■ WHAT NEEDS TO BE DONE:
Gather every line of the entries that includes the word "Наименование".
-- START OF RECORDS FOR THE EXERCISE --
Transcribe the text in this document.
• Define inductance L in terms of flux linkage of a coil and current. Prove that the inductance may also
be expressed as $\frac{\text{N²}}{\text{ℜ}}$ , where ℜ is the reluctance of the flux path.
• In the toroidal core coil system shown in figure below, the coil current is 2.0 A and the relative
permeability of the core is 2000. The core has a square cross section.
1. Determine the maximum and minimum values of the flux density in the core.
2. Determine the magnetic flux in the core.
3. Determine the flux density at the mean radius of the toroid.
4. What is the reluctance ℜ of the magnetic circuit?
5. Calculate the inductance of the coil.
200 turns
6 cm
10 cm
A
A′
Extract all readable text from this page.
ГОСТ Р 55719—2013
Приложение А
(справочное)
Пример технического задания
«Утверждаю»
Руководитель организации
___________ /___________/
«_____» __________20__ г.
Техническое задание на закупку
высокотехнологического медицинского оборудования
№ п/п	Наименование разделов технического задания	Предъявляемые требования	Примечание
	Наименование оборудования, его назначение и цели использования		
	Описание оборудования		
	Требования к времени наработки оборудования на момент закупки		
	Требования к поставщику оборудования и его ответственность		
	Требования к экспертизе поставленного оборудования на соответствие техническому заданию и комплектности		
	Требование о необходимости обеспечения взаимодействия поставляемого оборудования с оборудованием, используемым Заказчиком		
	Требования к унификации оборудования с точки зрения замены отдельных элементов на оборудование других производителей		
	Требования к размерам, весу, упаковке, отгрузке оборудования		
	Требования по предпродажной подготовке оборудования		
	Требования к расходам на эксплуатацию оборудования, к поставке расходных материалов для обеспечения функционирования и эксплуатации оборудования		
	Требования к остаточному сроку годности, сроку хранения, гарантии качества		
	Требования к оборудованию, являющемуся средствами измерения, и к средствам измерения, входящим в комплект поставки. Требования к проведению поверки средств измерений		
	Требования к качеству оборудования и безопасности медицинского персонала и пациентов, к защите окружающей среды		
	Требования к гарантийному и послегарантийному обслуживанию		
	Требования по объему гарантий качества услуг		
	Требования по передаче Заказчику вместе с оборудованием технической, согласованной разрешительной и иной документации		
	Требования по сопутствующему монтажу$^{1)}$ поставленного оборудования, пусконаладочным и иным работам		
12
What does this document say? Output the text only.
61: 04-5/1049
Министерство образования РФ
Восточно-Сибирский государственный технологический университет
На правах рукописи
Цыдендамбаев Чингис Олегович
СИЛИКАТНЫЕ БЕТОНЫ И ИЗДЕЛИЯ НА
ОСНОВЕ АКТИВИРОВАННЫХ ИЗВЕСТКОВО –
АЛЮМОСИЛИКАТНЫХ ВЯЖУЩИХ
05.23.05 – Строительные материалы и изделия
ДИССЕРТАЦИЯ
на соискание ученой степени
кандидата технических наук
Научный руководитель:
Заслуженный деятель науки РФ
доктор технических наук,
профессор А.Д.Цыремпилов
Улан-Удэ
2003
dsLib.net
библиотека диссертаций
-- END OF RECORDS FOR THE EXERCISE --
■ SOLUTION FOR THIS TASK:
№ п/п	Наименование разделов технического задания	Предъявляемые требования	Примечание
	Наименование оборудования, его назначение и цели использования		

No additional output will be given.